Do this: Read the lines that follow and tally those with the word "label"; give the number and nothing else.

##### Data for processing

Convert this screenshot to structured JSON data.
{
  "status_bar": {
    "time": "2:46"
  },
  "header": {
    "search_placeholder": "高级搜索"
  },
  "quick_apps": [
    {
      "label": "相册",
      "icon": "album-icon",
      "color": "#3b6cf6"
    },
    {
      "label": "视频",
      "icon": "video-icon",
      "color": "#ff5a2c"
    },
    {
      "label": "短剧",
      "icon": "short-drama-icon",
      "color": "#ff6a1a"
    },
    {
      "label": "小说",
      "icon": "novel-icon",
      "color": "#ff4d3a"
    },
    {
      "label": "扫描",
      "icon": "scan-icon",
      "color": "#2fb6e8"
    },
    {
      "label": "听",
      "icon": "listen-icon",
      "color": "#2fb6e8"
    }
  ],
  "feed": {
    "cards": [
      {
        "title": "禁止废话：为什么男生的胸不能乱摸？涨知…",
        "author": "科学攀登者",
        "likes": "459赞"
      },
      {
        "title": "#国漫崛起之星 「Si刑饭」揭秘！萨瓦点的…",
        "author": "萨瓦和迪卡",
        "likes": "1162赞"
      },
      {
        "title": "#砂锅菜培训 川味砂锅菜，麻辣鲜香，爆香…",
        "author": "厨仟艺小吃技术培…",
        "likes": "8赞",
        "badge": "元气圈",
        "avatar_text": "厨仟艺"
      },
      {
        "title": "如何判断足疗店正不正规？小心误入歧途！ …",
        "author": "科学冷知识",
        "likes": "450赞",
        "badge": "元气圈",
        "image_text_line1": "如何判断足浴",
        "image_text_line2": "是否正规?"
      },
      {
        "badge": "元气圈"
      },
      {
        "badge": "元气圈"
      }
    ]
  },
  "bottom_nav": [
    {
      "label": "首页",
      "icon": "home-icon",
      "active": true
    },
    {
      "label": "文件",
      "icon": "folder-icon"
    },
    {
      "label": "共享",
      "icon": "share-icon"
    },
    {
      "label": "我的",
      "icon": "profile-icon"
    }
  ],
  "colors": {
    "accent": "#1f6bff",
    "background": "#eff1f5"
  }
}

##########

Result: 10